REQUIREMENT:
Extract from the listing each line in which the word "Regístrate" appears.
::: RECORDS FOR THIS TASK
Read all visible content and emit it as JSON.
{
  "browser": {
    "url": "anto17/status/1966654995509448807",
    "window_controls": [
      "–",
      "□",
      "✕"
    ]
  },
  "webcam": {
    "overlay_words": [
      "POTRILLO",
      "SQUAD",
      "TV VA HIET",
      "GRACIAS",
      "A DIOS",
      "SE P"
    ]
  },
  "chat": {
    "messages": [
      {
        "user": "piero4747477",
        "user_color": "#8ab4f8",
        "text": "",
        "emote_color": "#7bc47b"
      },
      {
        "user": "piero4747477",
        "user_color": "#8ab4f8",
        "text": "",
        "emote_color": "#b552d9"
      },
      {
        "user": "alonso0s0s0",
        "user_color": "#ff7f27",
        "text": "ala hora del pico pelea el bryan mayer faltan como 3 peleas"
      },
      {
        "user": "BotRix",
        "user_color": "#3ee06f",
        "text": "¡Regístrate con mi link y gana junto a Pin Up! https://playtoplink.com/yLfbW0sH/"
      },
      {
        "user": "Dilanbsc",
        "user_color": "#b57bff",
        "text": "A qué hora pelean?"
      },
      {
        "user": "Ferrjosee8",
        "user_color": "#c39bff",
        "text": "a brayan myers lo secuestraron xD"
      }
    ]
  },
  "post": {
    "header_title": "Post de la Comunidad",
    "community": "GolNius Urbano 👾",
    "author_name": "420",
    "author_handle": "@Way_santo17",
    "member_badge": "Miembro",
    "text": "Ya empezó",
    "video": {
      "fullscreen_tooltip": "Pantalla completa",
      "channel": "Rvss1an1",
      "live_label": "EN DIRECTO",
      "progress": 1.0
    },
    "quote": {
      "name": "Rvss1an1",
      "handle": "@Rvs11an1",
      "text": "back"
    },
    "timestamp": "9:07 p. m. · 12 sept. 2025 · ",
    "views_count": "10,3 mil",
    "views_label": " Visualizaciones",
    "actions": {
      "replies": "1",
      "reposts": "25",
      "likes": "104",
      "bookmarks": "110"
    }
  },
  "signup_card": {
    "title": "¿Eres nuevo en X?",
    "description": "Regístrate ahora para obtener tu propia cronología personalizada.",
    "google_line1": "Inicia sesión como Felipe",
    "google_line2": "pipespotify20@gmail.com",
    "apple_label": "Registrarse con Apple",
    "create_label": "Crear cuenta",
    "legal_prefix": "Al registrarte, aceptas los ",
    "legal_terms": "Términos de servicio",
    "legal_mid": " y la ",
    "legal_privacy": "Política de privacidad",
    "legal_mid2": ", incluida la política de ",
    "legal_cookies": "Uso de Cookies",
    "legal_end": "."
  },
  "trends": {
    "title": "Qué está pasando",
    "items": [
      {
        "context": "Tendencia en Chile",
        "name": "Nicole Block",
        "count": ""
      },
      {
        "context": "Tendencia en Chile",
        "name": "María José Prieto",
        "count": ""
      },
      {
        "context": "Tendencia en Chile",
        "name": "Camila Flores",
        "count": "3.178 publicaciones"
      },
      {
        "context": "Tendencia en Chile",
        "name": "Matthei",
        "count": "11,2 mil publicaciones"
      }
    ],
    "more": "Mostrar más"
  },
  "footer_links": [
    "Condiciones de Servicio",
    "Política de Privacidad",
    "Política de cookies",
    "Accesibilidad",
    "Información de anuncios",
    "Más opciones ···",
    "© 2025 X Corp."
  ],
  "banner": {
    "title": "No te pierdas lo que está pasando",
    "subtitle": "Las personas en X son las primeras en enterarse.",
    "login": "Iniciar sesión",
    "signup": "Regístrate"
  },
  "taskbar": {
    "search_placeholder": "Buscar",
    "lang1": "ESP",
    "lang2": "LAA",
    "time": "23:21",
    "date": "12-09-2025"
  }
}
::::::
WRITTEN ANSWER:
        "text": "¡Regístrate con mi link y gana junto a Pin Up! https://playtoplink.com/yLfbW0sH/"
    "description": "Regístrate ahora para obtener tu propia cronología personalizada.",
    "signup": "Regístrate"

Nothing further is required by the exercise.